RECORDS TO PROCESS ▸
===============
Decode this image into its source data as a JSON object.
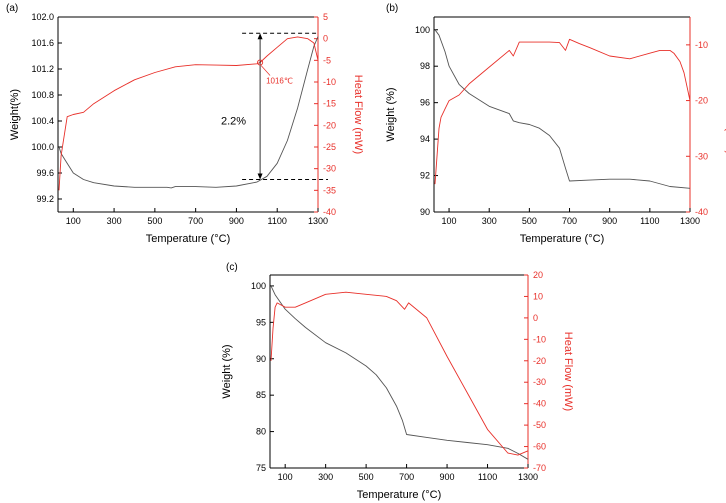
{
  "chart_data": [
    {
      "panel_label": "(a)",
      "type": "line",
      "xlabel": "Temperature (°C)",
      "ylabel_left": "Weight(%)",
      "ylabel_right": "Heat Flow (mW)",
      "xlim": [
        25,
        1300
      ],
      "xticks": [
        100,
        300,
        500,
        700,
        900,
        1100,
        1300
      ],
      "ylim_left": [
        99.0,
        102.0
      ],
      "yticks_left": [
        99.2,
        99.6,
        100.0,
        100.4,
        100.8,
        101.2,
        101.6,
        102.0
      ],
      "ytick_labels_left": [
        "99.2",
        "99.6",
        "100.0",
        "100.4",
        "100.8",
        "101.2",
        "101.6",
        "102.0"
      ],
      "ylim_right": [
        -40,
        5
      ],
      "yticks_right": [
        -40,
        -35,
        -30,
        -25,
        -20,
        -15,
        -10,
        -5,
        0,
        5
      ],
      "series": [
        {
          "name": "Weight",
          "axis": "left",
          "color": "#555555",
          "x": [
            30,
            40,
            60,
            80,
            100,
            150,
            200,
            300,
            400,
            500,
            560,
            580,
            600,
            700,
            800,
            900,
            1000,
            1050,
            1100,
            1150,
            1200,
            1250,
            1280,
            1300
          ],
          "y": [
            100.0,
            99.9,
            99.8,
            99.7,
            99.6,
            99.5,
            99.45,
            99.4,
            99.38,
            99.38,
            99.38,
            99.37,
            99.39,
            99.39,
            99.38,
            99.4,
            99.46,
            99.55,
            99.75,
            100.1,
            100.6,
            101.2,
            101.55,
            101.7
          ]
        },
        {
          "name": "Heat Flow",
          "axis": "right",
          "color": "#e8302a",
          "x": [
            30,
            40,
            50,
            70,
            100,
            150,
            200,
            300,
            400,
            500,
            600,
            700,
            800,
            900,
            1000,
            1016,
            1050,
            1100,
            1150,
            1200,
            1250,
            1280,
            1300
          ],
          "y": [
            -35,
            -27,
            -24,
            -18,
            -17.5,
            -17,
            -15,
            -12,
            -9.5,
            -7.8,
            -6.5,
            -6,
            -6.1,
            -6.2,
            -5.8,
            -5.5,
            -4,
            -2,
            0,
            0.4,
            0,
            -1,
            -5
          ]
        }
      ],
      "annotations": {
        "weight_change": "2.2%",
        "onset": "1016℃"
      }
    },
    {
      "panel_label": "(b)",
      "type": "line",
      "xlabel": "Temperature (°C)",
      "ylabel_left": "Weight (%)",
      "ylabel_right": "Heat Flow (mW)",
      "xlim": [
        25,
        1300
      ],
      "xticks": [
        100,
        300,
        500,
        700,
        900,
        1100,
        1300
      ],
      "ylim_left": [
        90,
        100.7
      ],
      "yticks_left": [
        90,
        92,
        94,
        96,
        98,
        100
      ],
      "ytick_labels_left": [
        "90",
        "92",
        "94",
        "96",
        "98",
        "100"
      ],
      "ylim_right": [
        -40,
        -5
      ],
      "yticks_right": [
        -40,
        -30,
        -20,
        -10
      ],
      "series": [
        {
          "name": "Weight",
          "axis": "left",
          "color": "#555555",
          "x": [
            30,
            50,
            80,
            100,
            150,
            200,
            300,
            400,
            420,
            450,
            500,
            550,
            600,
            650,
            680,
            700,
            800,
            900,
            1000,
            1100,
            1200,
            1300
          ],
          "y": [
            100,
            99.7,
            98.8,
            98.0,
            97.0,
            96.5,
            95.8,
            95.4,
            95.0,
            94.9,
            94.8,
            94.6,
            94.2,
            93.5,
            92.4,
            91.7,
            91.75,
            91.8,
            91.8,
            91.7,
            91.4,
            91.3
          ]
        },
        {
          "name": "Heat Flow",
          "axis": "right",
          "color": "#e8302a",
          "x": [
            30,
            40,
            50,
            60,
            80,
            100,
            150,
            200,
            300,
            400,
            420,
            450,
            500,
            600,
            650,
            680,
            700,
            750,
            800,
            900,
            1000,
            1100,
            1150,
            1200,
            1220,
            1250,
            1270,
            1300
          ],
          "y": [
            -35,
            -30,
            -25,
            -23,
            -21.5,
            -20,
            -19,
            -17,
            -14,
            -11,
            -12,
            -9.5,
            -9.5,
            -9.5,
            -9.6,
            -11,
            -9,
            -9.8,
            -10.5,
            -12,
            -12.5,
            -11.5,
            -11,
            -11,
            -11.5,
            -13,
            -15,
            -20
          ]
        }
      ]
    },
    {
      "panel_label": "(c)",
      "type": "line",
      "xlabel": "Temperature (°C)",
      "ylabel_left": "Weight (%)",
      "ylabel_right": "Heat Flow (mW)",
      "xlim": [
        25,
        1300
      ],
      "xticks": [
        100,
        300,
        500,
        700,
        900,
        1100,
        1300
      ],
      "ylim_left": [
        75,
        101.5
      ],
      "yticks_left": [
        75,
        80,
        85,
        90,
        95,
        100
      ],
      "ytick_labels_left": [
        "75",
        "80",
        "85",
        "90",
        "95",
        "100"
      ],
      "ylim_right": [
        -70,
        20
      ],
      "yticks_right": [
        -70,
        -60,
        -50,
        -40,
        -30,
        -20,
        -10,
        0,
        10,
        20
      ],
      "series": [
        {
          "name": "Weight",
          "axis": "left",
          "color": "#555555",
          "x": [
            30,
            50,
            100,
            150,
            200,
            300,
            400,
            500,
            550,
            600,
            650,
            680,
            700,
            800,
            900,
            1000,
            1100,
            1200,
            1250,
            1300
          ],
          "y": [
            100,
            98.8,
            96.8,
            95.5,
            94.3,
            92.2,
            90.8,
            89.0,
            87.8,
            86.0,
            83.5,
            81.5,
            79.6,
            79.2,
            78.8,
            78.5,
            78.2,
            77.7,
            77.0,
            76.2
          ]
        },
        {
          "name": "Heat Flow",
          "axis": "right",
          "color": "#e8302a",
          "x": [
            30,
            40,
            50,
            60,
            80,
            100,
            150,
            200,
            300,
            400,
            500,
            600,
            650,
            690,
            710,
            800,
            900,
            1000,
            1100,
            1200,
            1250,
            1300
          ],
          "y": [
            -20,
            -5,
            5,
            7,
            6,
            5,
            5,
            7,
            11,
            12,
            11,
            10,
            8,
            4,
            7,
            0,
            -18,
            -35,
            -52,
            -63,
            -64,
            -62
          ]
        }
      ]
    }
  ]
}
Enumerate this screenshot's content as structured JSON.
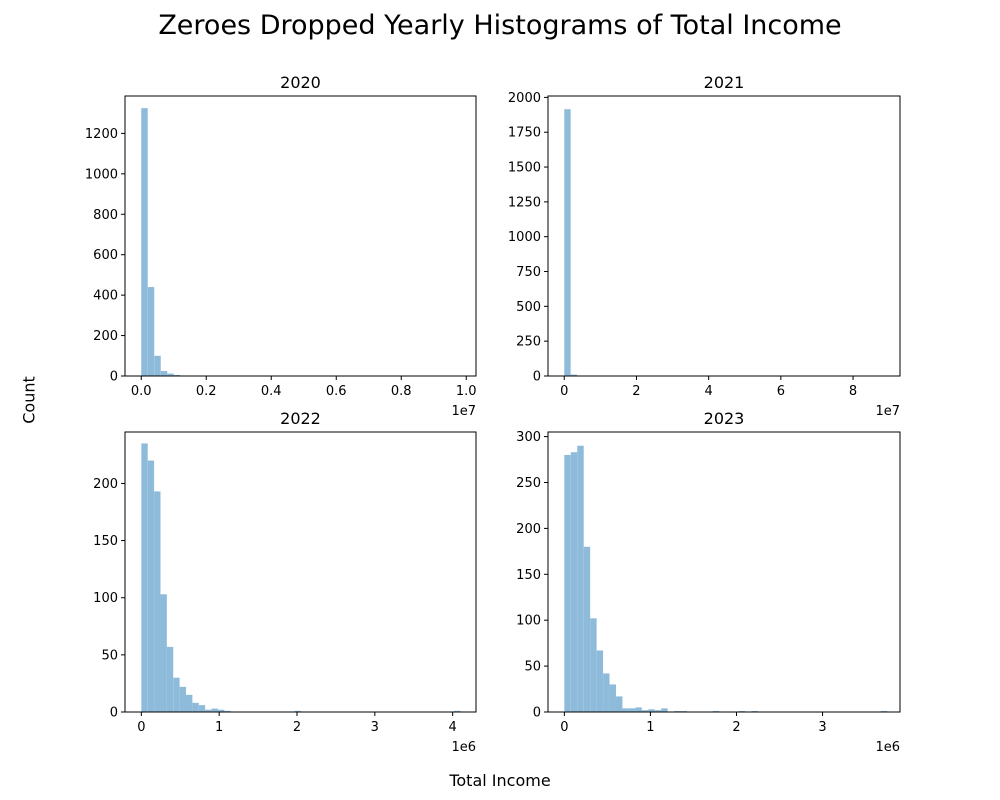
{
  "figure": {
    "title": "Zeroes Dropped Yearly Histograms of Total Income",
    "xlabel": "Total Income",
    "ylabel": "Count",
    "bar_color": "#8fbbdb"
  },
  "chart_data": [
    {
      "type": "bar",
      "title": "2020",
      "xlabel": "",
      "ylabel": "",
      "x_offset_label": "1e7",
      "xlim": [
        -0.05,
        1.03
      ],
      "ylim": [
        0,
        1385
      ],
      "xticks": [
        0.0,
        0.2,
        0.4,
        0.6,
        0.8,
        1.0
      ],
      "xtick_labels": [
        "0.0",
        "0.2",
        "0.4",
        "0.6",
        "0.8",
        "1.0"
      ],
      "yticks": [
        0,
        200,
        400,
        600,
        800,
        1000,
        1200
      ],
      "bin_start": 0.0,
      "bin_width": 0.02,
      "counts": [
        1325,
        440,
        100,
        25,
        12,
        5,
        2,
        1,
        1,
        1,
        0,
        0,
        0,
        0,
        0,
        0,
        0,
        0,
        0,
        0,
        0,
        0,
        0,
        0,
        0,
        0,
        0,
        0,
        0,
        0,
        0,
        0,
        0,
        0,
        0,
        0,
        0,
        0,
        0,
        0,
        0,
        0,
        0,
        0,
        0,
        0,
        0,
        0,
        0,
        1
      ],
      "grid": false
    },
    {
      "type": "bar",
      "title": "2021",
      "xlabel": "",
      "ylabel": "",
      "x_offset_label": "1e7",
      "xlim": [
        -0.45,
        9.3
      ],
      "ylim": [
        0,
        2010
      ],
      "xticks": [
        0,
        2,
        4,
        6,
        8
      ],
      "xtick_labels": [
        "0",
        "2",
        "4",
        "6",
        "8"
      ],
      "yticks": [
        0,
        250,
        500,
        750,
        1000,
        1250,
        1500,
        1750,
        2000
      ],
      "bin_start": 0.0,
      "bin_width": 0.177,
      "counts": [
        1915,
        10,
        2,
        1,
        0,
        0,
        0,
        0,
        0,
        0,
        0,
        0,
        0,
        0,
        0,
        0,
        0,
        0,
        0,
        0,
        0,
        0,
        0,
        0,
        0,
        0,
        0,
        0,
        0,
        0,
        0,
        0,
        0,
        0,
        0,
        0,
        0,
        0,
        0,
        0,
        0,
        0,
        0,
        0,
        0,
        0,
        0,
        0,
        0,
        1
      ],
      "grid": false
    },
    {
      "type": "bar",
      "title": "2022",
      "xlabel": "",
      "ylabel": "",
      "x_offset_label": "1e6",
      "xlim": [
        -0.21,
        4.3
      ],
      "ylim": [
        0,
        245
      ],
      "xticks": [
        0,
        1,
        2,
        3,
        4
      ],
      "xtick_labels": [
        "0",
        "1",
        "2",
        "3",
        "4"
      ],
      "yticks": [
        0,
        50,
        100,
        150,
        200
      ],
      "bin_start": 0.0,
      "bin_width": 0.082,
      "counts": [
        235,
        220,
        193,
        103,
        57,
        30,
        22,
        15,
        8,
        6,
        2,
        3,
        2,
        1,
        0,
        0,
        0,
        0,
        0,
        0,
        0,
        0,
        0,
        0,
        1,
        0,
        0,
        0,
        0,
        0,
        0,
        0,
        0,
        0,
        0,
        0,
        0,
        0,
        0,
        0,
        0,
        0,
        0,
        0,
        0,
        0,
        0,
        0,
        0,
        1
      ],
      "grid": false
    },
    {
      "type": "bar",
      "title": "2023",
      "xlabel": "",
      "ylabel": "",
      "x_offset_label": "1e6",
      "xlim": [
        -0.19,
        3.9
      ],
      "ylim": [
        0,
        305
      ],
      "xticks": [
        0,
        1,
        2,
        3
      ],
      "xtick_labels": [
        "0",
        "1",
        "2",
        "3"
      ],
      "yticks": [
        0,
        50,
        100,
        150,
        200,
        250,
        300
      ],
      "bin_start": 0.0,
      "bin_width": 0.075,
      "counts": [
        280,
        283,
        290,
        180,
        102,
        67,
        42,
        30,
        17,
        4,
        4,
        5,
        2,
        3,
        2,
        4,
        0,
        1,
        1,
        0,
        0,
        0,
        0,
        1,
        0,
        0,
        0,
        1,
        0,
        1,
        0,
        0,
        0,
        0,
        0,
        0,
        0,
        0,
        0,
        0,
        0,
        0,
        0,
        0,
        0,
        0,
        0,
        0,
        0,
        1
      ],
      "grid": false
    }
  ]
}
===============
THE TASK ▸
Lines that hold "JSON" are the ones to copy; find all of them.

TASK SOLUTION ▸
Decode this image into its source data as a JSON object.
Enumerate this screenshot's content as structured JSON.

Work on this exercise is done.